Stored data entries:
* start *

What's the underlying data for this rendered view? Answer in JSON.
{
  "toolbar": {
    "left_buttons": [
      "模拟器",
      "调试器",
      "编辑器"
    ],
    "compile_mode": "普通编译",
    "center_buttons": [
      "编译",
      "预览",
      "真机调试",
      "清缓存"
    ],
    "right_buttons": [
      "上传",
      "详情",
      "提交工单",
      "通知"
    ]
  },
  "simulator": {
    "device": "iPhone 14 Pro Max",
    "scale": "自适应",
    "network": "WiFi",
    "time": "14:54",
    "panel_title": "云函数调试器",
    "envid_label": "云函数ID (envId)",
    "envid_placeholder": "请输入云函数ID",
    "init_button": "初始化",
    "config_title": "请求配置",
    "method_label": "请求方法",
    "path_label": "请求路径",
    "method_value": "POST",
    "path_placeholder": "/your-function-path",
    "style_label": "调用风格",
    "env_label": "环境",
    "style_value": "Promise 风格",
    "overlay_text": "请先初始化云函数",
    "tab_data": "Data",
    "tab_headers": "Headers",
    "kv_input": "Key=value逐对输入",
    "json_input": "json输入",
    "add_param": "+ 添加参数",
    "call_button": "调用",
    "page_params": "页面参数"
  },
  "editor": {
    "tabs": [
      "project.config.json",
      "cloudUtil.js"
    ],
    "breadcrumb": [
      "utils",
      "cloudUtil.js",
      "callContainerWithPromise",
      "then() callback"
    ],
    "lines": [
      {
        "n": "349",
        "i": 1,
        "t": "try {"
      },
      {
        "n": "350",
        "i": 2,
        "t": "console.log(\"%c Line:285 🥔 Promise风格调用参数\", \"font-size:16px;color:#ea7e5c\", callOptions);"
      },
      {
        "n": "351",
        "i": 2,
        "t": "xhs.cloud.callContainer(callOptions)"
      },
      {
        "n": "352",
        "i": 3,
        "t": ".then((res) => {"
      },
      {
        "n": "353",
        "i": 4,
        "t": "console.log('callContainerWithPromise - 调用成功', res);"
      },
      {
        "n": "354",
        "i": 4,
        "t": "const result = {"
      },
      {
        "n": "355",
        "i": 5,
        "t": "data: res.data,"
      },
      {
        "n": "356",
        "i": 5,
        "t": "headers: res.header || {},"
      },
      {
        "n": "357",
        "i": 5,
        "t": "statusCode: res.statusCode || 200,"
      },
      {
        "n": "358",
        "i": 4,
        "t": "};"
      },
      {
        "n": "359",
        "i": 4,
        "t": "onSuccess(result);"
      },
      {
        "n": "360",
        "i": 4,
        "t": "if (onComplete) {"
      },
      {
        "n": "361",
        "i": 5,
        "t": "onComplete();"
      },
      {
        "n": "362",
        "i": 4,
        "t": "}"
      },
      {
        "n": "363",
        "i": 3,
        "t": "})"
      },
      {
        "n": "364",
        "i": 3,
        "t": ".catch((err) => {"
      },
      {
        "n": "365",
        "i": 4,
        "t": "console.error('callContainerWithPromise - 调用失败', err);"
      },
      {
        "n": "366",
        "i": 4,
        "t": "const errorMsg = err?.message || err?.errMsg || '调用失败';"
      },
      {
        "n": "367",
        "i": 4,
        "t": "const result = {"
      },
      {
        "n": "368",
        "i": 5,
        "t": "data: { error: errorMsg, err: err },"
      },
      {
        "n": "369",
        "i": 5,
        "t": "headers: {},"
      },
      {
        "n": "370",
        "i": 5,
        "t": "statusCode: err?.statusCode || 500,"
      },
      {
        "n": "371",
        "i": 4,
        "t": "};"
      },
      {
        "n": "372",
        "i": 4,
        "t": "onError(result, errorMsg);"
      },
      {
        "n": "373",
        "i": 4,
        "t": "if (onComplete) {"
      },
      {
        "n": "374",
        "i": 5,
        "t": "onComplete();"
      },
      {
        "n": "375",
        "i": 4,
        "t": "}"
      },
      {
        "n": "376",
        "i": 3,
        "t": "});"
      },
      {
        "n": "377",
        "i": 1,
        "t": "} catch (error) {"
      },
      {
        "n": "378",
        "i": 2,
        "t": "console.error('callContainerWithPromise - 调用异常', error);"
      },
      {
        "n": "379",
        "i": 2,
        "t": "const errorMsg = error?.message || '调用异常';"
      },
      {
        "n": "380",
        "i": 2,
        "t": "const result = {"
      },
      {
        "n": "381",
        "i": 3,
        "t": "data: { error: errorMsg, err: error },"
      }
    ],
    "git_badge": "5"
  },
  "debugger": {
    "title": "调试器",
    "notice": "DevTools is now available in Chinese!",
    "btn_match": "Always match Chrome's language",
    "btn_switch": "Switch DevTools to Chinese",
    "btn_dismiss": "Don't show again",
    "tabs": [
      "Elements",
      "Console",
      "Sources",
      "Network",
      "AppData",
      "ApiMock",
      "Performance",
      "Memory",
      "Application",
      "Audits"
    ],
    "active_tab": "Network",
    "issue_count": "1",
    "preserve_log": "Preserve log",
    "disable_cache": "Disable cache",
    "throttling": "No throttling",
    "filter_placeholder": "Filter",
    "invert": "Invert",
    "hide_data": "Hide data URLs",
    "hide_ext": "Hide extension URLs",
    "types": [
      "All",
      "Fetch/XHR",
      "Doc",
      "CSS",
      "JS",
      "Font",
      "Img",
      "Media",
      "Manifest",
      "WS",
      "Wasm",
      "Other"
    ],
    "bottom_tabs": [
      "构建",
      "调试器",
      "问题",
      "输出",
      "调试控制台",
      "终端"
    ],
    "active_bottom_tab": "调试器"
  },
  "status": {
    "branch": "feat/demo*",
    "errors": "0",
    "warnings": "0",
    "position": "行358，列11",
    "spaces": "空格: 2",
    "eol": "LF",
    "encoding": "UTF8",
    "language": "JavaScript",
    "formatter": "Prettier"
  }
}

* end *

| DIRECTIONS FOR THIS TASK |
For the listing above, identify each line bearing "callOptions".

| EXERCISE SOLUTION |
        "t": "console.log(\"%c Line:285 🥔 Promise风格调用参数\", \"font-size:16px;color:#ea7e5c\", callOptions);"
        "t": "xhs.cloud.callContainer(callOptions)"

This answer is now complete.